What is asked:
Filter the records below and copy every line containing the word "cylindre".

Items from a data source
--
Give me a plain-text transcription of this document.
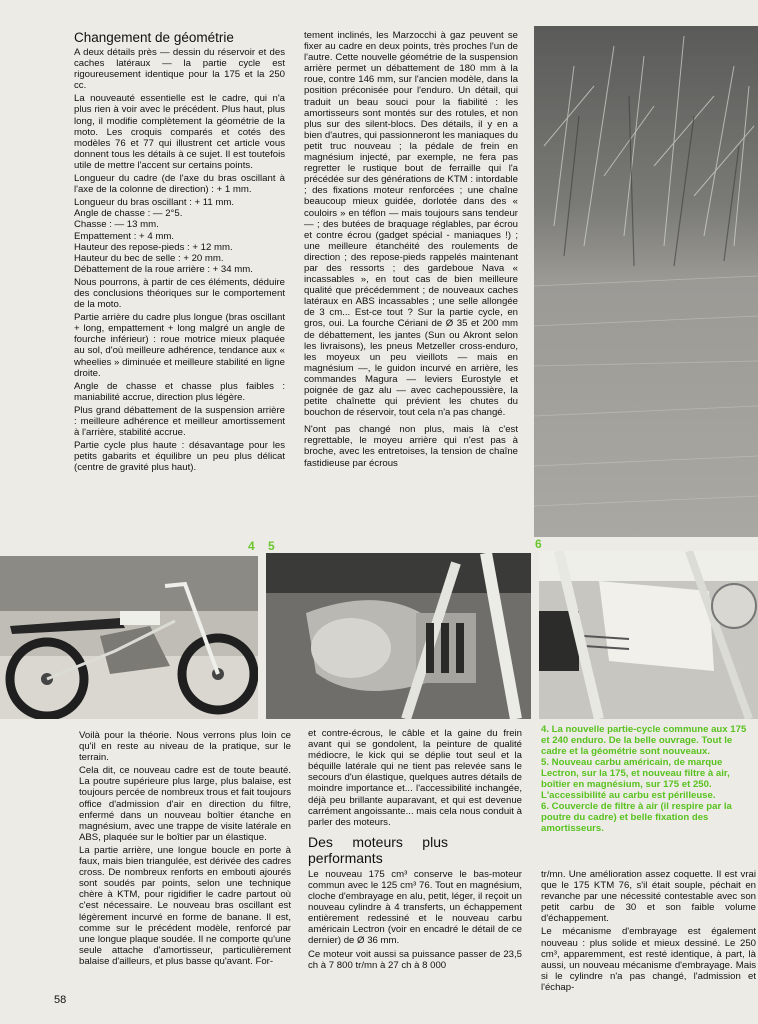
Changement de géométrie

A deux détails près — dessin du réservoir et des caches latéraux — la partie cycle est rigoureusement identique pour la 175 et la 250 cc.

La nouveauté essentielle est le cadre, qui n'a plus rien à voir avec le précédent. Plus haut, plus long, il modifie complètement la géométrie de la moto. Les croquis comparés et cotés des modèles 76 et 77 qui illustrent cet article vous donnent tous les détails à ce sujet. Il est toutefois utile de mettre l'accent sur certains points.

Longueur du cadre (de l'axe du bras oscillant à l'axe de la colonne de direction) : + 1 mm.

Longueur du bras oscillant : + 11 mm.

Angle de chasse : — 2°5.

Chasse : — 13 mm.

Empattement : + 4 mm.

Hauteur des repose-pieds : + 12 mm.

Hauteur du bec de selle : + 20 mm.

Débattement de la roue arrière : + 34 mm.

Nous pourrons, à partir de ces éléments, déduire des conclusions théoriques sur le comportement de la moto.

Partie arrière du cadre plus longue (bras oscillant + long, empattement + long malgré un angle de fourche inférieur) : roue motrice mieux plaquée au sol, d'où meilleure adhérence, tendance aux « wheelies » diminuée et meilleure stabilité en ligne droite.

Angle de chasse et chasse plus faibles : maniabilité accrue, direction plus légère.

Plus grand débattement de la suspension arrière : meilleure adhérence et meilleur amortissement à l'arrière, stabilité accrue.

Partie cycle plus haute : désavantage pour les petits gabarits et équilibre un peu plus délicat (centre de gravité plus haut).

tement inclinés, les Marzocchi à gaz peuvent se fixer au cadre en deux points, très proches l'un de l'autre. Cette nouvelle géométrie de la suspension arrière permet un débattement de 180 mm à la roue, contre 146 mm, sur l'ancien modèle, dans la position préconisée pour l'enduro. Un détail, qui traduit un beau souci pour la fiabilité : les amortisseurs sont montés sur des rotules, et non plus sur des silent-blocs. Des détails, il y en a bien d'autres, qui passionneront les maniaques du petit truc nouveau ; la pédale de frein en magnésium injecté, par exemple, ne fera pas regretter le rustique bout de ferraille qui l'a précédée sur des générations de KTM : intordable ; des fixations moteur renforcées ; une chaîne beaucoup mieux guidée, dorlotée dans des « couloirs » en téflon — mais toujours sans tendeur — ; des butées de braquage réglables, par écrou et contre écrou (gadget spécial - maniaques !) ; une meilleure étanchéité des roulements de direction ; des repose-pieds rappelés maintenant par des ressorts ; des gardeboue Nava « incassables », en tout cas de bien meilleure qualité que précédemment ; de nouveaux caches latéraux en ABS incassables ; une selle allongée de 3 cm... Est-ce tout ? Sur la partie cycle, en gros, oui. La fourche Cériani de Ø 35 et 200 mm de débattement, les jantes (Sun ou Akront selon les livraisons), les pneus Metzeller cross-enduro, les moyeux un peu vieillots — mais en magnésium —, le guidon incurvé en arrière, les commandes Magura — leviers Eurostyle et poignée de gaz alu — avec cachepoussière, la petite chaînette qui prévient les chutes du bouchon de réservoir, tout cela n'a pas changé.

N'ont pas changé non plus, mais là c'est regrettable, le moyeu arrière qui n'est pas à broche, avec les entretoises, la tension de chaîne fastidieuse par écrous

4 5	6

Voilà pour la théorie. Nous verrons plus loin ce qu'il en reste au niveau de la pratique, sur le terrain.

Cela dit, ce nouveau cadre est de toute beauté. La poutre supérieure plus large, plus balaise, est toujours percée de nombreux trous et fait toujours office d'admission d'air en direction du filtre, enfermé dans un nouveau boîtier étanche en magnésium, avec une trappe de visite latérale en ABS, plaquée sur le boîtier par un élastique.

La partie arrière, une longue boucle en porte à faux, mais bien triangulée, est dérivée des cadres cross. De nombreux renforts en embouti ajourés sont soudés par points, selon une technique chère à KTM, pour rigidifier le cadre partout où c'est nécessaire. Le nouveau bras oscillant est légèrement incurvé en forme de banane. Il est, comme sur le précédent modèle, renforcé par une longue plaque soudée. Il ne comporte qu'une seule attache d'amortisseur, particulièrement balaise d'ailleurs, et plus basse qu'avant. For-

et contre-écrous, le câble et la gaine du frein avant qui se gondolent, la peinture de qualité médiocre, le kick qui se déplie tout seul et la béquille latérale qui ne tient pas relevée sans le secours d'un élastique, quelques autres détails de moindre importance et... l'accessibilité inchangée, déjà peu brillante auparavant, et qui est devenue carrément angoissante... mais cela nous conduit à parler des moteurs.

Des moteurs plus performants

Le nouveau 175 cm³ conserve le bas-moteur commun avec le 125 cm³ 76. Tout en magnésium, cloche d'embrayage en alu, petit, léger, il reçoit un nouveau cylindre à 4 transferts, un échappement entièrement redessiné et le nouveau carbu américain Lectron (voir en encadré le détail de ce dernier) de Ø 36 mm.

Ce moteur voit aussi sa puissance passer de 23,5 ch à 7 800 tr/mn à 27 ch à 8 000

4. La nouvelle partie-cycle commune aux 175 et 240 enduro. De la belle ouvrage. Tout le cadre et la géométrie sont nouveaux.

5. Nouveau carbu américain, de marque Lectron, sur la 175, et nouveau filtre à air, boîtier en magnésium, sur 175 et 250. L'accessibilité au carbu est périlleuse.

6. Couvercle de filtre à air (il respire par la poutre du cadre) et belle fixation des amortisseurs.

tr/mn. Une amélioration assez coquette. Il est vrai que le 175 KTM 76, s'il était souple, péchait en revanche par une nécessité contestable avec son petit carbu de 30 et son faible volume d'échappement.

Le mécanisme d'embrayage est également nouveau : plus solide et mieux dessiné. Le 250 cm³, apparemment, est resté identique, à part, là aussi, un nouveau mécanisme d'embrayage. Mais si le cylindre n'a pas changé, l'admission et l'échap-

58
--
Solution for this exercise:
Le nouveau 175 cm³ conserve le bas-moteur commun avec le 125 cm³ 76. Tout en magnésium, cloche d'embrayage en alu, petit, léger, il reçoit un nouveau cylindre à 4 transferts, un échappement entièrement redessiné et le nouveau carbu américain Lectron (voir en encadré le détail de ce dernier) de Ø 36 mm.
Le mécanisme d'embrayage est également nouveau : plus solide et mieux dessiné. Le 250 cm³, apparemment, est resté identique, à part, là aussi, un nouveau mécanisme d'embrayage. Mais si le cylindre n'a pas changé, l'admission et l'échap-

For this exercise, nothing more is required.